(Source records)
============================================================

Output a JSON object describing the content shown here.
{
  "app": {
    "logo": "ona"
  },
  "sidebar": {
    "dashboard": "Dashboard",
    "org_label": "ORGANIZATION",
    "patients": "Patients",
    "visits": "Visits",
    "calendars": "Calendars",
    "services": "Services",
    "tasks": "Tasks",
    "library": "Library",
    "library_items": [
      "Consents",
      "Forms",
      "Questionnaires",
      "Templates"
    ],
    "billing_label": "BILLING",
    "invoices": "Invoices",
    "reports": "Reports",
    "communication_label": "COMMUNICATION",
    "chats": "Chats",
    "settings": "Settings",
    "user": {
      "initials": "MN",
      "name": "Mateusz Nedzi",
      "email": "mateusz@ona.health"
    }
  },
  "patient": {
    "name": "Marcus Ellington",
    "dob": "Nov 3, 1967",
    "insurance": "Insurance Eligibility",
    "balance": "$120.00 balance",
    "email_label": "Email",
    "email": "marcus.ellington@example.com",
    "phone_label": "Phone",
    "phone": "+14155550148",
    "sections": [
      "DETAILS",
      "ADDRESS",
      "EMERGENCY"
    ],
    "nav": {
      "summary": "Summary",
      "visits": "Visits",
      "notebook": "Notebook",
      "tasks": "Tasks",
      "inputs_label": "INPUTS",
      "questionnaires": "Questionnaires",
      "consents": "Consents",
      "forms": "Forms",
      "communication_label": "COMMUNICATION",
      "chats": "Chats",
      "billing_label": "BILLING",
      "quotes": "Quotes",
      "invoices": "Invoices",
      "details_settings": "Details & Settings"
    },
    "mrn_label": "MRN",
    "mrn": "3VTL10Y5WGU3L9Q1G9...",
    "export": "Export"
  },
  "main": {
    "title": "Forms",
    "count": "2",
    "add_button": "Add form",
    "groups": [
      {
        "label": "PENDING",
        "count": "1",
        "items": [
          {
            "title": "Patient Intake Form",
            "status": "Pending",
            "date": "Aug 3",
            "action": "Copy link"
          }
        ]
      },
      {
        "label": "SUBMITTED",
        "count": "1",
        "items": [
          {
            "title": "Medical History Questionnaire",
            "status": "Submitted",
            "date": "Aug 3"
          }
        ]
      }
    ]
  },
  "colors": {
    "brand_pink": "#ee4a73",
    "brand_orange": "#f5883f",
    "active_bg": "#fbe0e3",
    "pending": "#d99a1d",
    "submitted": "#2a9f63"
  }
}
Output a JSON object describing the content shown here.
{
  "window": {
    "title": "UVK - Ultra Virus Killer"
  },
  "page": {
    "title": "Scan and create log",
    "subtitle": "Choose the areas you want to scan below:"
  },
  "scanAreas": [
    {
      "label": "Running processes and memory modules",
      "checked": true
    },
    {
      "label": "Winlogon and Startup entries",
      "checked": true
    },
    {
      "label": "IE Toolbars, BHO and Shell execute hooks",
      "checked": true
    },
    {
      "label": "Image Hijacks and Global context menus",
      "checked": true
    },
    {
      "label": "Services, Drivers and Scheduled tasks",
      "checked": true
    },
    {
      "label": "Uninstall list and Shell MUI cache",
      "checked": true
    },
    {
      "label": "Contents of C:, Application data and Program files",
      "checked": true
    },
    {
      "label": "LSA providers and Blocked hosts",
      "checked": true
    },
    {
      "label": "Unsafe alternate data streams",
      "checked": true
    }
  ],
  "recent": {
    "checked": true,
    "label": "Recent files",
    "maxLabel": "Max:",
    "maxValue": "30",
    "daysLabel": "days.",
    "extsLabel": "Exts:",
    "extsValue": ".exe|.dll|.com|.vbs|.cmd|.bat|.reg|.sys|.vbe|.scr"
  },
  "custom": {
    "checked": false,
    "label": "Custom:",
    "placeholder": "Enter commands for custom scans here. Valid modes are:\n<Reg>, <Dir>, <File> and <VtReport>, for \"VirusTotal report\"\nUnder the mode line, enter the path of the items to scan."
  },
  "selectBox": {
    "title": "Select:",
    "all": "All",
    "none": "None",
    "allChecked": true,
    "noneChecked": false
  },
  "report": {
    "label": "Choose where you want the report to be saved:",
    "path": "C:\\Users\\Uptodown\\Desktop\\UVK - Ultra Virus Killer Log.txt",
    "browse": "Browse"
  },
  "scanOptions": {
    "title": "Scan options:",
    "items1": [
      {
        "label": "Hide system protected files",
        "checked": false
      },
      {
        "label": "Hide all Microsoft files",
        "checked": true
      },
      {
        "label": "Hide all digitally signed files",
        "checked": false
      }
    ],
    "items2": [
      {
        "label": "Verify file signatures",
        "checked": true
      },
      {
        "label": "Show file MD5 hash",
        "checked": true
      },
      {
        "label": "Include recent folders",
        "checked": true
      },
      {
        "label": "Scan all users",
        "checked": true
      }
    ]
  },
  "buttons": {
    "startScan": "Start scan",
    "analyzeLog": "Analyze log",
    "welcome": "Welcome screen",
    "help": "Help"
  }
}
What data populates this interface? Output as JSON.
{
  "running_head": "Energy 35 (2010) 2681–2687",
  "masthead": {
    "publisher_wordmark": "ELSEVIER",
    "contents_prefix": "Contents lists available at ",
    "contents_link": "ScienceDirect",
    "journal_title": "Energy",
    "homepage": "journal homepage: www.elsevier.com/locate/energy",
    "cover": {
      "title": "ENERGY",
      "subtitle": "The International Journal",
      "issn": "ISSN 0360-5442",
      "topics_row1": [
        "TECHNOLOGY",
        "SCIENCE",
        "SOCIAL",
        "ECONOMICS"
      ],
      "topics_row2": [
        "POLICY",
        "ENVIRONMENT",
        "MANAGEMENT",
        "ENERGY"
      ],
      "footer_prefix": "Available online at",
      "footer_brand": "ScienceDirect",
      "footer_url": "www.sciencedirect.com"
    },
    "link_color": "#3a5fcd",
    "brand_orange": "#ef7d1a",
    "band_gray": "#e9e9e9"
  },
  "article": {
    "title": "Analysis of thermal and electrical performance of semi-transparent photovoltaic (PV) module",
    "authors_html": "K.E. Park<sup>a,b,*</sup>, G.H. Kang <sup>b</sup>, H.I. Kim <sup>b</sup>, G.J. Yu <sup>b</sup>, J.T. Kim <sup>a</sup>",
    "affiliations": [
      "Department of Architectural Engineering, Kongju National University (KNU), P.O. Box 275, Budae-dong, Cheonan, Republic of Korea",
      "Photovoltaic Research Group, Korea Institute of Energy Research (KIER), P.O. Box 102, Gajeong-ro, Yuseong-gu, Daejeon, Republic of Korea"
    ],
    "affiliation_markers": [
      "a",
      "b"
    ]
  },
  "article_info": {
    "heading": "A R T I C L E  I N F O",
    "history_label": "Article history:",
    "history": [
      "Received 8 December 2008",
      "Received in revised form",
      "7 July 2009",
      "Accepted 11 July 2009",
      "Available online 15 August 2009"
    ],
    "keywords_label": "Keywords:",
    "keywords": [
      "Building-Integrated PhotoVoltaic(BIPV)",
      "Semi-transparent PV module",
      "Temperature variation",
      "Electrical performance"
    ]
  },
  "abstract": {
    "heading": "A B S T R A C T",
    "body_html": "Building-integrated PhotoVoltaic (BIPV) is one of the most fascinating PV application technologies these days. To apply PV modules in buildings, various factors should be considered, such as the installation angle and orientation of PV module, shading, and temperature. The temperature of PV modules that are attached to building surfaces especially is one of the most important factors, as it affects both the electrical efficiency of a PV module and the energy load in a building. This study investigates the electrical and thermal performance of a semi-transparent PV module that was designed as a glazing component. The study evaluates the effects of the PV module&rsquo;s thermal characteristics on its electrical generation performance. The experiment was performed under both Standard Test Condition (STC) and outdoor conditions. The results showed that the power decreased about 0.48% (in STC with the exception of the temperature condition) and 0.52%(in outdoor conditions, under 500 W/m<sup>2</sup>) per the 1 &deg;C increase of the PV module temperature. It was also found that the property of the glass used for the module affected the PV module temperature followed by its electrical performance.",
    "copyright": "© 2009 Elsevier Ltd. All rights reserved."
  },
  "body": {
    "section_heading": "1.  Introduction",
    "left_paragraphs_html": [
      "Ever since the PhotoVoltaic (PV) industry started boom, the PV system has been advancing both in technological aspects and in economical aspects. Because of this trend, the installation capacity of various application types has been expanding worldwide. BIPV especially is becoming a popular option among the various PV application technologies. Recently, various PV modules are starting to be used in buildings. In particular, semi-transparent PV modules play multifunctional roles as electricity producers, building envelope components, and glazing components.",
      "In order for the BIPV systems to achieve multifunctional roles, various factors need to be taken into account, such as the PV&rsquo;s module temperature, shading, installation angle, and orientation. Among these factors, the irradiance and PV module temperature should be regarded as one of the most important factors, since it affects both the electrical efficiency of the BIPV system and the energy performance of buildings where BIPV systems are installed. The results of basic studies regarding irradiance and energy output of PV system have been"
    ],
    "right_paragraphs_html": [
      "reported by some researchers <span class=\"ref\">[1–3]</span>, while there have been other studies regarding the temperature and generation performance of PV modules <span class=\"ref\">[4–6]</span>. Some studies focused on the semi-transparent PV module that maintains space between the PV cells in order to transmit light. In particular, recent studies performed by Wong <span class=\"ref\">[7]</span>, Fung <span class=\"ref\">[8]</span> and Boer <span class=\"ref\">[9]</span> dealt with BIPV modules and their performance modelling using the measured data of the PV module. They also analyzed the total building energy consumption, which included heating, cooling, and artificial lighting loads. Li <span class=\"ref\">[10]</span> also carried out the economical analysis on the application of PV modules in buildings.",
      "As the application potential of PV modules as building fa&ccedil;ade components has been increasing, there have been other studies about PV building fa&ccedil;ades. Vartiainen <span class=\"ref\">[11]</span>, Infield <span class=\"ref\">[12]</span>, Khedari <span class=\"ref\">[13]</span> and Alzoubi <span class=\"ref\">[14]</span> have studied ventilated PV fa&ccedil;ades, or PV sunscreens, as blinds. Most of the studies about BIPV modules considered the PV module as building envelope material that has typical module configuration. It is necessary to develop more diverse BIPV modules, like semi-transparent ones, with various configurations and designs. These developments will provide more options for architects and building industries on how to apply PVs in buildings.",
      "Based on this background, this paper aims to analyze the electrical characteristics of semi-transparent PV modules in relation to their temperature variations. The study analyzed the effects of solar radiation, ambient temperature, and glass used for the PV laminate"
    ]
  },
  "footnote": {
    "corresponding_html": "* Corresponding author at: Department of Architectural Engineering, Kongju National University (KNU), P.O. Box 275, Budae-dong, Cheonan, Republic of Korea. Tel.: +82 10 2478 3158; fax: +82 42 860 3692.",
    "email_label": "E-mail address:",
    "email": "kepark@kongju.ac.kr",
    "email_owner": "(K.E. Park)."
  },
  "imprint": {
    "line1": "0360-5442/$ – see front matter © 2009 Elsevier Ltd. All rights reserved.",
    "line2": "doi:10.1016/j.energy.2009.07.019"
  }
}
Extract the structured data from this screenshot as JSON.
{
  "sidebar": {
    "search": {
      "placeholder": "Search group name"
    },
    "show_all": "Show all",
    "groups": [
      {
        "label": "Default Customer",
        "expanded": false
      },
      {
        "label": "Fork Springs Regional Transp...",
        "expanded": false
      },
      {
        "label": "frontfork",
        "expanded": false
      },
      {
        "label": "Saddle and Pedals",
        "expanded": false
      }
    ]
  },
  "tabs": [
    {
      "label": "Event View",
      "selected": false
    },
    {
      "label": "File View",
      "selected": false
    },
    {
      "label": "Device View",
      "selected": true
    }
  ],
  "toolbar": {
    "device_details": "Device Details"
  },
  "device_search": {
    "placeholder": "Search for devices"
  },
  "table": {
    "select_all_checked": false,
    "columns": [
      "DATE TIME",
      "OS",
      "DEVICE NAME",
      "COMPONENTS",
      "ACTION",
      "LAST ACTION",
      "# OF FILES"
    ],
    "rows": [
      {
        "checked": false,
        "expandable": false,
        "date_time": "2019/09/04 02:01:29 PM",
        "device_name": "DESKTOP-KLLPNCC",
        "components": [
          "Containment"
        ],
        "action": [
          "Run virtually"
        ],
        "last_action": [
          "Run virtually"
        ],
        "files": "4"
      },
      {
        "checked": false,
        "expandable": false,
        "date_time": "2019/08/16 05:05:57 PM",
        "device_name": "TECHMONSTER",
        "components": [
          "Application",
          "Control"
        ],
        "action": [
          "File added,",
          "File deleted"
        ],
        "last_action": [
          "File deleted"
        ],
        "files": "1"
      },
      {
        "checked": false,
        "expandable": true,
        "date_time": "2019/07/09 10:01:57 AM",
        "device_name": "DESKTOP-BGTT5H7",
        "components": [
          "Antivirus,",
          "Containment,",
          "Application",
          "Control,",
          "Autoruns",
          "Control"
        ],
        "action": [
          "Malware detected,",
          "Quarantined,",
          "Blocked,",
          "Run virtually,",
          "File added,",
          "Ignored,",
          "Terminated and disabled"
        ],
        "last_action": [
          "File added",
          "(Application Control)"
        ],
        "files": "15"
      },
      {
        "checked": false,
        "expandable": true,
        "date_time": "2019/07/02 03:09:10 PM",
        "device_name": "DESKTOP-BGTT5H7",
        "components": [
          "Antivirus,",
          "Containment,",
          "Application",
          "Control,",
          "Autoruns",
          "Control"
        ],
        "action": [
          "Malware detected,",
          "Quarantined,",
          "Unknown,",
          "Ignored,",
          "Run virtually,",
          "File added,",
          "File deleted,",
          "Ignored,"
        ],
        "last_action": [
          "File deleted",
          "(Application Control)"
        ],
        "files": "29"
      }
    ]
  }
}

============================================================

» WORK TO COMPLETE
Among the lines of the data, which ones contain the word "Ultra"? Show them.

» ANSWER BOX
    "title": "UVK - Ultra Virus Killer"
    "path": "C:\\Users\\Uptodown\\Desktop\\UVK - Ultra Virus Killer Log.txt",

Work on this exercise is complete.